→ SET EXERCISE:
Report every line from the material that contains the word "chứng".

Stored data entries
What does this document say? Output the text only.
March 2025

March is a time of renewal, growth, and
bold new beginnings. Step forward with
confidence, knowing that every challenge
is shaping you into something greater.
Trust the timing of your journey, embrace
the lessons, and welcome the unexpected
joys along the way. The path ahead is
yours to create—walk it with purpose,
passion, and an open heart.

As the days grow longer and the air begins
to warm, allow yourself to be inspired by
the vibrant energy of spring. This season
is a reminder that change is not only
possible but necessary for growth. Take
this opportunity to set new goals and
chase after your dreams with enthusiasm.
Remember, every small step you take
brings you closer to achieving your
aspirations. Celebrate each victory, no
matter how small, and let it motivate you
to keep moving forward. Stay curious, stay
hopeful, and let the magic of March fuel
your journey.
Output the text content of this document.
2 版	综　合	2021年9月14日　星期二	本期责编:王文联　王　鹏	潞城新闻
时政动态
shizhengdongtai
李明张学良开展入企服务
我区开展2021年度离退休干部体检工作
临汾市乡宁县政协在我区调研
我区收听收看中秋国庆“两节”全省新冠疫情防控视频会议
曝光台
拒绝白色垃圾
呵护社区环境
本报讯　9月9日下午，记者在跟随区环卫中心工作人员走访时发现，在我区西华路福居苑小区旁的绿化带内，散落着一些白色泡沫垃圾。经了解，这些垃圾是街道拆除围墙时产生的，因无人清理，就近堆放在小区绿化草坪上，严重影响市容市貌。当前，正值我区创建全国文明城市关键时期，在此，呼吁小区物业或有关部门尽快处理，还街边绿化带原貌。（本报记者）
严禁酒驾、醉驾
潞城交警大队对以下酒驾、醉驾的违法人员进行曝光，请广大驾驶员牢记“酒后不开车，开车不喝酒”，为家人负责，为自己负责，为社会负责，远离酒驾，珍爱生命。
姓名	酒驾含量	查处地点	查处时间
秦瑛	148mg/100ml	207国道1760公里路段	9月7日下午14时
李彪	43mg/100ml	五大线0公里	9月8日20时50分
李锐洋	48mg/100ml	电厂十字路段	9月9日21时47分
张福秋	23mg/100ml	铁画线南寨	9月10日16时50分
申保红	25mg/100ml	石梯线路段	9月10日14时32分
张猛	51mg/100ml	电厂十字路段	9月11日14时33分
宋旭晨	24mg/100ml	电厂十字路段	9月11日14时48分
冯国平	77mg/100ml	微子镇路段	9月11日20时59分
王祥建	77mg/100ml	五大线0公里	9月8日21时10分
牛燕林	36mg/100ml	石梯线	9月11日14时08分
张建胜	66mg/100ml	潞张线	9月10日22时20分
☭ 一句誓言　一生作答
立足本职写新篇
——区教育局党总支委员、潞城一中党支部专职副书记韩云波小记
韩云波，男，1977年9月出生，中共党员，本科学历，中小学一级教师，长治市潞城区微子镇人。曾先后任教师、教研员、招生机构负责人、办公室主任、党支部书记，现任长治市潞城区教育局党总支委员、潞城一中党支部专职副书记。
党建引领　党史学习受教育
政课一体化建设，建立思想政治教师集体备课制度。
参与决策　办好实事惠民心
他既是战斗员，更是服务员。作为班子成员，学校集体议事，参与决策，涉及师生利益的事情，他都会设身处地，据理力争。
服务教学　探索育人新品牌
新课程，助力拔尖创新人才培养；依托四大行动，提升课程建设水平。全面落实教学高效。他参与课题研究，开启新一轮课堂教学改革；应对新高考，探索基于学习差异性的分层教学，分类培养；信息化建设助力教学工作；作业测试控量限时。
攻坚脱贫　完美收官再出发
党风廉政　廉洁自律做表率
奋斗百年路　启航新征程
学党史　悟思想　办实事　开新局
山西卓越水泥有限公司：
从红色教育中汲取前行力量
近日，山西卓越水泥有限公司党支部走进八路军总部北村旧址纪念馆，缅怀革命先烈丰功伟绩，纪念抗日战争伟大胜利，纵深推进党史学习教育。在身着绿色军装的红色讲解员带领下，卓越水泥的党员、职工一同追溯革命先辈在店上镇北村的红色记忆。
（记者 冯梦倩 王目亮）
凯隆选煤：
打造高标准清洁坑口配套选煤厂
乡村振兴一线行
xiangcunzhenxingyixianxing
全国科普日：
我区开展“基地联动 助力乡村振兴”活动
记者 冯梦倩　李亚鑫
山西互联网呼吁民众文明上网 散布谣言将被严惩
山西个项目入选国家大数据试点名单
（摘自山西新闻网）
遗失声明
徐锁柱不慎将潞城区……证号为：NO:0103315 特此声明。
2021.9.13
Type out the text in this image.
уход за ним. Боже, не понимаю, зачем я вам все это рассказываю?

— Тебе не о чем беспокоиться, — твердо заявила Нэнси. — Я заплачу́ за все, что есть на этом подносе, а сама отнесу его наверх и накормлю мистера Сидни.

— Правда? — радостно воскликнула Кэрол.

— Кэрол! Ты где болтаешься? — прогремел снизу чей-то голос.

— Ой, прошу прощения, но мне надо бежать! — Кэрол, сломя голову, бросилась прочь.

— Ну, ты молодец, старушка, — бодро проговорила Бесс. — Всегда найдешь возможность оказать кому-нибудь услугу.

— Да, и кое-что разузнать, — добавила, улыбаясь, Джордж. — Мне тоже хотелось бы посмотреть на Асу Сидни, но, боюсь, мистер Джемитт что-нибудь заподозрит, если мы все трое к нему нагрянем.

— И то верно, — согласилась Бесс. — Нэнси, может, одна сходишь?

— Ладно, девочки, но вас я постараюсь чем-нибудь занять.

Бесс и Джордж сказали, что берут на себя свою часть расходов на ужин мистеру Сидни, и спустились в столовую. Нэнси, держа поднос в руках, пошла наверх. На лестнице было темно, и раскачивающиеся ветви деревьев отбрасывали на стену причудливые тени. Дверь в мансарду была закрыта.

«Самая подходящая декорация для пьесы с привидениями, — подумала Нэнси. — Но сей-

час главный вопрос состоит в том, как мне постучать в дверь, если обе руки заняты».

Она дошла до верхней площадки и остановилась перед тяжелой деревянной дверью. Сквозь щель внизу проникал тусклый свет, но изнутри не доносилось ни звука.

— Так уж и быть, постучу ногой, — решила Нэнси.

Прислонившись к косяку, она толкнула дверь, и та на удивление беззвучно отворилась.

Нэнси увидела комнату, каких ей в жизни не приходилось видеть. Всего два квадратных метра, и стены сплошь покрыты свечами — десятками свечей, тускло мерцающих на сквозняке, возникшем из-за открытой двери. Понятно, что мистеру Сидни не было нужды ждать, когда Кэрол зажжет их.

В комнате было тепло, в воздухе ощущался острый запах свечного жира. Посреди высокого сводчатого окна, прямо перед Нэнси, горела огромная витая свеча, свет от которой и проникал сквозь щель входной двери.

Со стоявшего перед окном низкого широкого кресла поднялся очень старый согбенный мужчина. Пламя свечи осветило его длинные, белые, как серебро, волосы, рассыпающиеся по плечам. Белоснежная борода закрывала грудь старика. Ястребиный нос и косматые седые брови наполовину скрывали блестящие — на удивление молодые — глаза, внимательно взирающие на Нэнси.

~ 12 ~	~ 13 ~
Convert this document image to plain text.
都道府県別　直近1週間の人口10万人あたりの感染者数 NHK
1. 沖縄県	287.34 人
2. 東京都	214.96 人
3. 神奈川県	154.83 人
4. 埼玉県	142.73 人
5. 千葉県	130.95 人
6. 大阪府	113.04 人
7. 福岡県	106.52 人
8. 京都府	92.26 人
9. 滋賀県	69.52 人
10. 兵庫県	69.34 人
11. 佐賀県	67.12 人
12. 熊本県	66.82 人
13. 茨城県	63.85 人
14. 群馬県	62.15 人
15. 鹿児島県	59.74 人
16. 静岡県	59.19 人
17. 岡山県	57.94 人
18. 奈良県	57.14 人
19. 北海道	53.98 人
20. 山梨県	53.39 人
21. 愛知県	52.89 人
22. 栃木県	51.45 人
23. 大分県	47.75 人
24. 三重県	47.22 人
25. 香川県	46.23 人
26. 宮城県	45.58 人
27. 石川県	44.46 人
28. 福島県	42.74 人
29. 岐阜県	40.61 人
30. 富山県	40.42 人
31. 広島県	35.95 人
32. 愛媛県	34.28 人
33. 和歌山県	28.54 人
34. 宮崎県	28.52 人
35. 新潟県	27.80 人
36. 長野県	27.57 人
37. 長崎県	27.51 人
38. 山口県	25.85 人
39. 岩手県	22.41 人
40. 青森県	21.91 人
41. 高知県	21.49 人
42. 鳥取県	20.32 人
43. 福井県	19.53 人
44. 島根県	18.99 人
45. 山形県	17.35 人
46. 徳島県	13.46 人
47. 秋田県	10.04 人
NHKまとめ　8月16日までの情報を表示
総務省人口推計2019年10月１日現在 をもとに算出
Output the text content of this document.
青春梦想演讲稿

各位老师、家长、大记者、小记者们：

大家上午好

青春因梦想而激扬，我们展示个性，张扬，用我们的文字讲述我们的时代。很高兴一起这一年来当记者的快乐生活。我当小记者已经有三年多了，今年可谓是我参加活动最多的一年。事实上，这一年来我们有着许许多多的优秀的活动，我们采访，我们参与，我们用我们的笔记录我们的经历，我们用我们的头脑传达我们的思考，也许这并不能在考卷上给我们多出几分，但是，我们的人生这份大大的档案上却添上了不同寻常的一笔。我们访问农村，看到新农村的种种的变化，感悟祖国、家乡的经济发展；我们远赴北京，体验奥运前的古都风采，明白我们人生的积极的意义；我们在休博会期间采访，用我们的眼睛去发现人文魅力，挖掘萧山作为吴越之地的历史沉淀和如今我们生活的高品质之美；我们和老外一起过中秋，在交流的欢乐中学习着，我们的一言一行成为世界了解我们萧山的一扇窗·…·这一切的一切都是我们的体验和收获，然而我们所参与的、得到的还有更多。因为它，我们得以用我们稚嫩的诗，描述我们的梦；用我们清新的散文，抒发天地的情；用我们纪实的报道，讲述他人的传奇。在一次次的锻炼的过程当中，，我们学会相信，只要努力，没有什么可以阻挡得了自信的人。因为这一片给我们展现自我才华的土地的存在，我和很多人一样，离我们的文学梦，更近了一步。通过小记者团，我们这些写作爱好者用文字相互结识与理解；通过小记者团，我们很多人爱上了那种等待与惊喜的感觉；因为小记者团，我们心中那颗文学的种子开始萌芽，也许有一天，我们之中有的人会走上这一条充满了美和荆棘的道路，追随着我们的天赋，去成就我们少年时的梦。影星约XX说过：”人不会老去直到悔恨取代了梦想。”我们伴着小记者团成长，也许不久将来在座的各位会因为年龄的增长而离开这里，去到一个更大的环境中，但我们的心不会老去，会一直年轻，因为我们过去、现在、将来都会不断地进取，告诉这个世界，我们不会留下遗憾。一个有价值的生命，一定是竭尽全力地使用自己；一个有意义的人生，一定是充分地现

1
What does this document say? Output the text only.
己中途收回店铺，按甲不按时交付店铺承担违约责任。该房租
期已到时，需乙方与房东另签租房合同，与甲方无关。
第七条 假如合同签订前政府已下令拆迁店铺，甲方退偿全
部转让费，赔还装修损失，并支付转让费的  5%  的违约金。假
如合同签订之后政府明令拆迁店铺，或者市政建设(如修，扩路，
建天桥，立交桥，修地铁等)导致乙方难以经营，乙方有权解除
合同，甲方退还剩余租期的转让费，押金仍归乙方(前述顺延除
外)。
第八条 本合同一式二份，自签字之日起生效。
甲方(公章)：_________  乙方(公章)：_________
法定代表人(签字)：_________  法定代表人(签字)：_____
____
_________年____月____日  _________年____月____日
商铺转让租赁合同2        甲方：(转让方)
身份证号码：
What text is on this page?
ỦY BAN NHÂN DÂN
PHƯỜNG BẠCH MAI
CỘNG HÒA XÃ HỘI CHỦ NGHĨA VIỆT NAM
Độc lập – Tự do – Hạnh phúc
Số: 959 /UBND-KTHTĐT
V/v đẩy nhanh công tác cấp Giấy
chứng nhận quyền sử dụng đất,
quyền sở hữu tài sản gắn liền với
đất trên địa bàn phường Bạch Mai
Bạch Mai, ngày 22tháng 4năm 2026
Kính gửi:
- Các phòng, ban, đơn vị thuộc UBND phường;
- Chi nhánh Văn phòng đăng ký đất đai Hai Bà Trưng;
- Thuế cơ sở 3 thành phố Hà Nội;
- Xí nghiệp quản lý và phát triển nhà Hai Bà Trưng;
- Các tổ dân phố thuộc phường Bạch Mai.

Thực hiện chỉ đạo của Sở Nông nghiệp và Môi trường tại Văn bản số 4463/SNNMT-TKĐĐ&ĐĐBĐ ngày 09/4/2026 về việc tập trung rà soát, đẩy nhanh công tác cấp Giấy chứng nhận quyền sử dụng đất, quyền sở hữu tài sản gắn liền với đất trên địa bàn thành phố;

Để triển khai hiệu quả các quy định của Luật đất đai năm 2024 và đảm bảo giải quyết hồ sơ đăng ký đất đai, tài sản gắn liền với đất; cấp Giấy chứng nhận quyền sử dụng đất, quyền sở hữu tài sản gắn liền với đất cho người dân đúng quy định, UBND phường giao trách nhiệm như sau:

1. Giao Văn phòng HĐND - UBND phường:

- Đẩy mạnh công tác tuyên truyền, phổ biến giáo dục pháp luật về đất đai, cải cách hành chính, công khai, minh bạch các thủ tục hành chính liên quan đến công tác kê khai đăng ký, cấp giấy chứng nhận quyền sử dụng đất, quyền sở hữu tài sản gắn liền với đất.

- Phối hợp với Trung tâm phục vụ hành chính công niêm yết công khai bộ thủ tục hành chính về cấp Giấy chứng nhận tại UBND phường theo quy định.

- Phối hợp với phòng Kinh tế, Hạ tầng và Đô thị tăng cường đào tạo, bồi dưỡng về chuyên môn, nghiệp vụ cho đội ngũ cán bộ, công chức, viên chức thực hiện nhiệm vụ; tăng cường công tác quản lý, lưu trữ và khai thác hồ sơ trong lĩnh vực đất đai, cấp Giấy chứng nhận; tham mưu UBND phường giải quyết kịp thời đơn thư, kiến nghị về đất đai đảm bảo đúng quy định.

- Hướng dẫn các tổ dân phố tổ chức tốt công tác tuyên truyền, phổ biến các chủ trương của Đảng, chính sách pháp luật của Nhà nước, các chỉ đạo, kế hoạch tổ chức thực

→ EXPECTED ANSWER:
chứng nhận quyền sử dụng đất,
Thực hiện chỉ đạo của Sở Nông nghiệp và Môi trường tại Văn bản số 4463/SNNMT-TKĐĐ&ĐĐBĐ ngày 09/4/2026 về việc tập trung rà soát, đẩy nhanh công tác cấp Giấy chứng nhận quyền sử dụng đất, quyền sở hữu tài sản gắn liền với đất trên địa bàn thành phố;
Để triển khai hiệu quả các quy định của Luật đất đai năm 2024 và đảm bảo giải quyết hồ sơ đăng ký đất đai, tài sản gắn liền với đất; cấp Giấy chứng nhận quyền sử dụng đất, quyền sở hữu tài sản gắn liền với đất cho người dân đúng quy định, UBND phường giao trách nhiệm như sau:
- Đẩy mạnh công tác tuyên truyền, phổ biến giáo dục pháp luật về đất đai, cải cách hành chính, công khai, minh bạch các thủ tục hành chính liên quan đến công tác kê khai đăng ký, cấp giấy chứng nhận quyền sử dụng đất, quyền sở hữu tài sản gắn liền với đất.
- Phối hợp với Trung tâm phục vụ hành chính công niêm yết công khai bộ thủ tục hành chính về cấp Giấy chứng nhận tại UBND phường theo quy định.
- Phối hợp với phòng Kinh tế, Hạ tầng và Đô thị tăng cường đào tạo, bồi dưỡng về chuyên môn, nghiệp vụ cho đội ngũ cán bộ, công chức, viên chức thực hiện nhiệm vụ; tăng cường công tác quản lý, lưu trữ và khai thác hồ sơ trong lĩnh vực đất đai, cấp Giấy chứng nhận; tham mưu UBND phường giải quyết kịp thời đơn thư, kiến nghị về đất đai đảm bảo đúng quy định.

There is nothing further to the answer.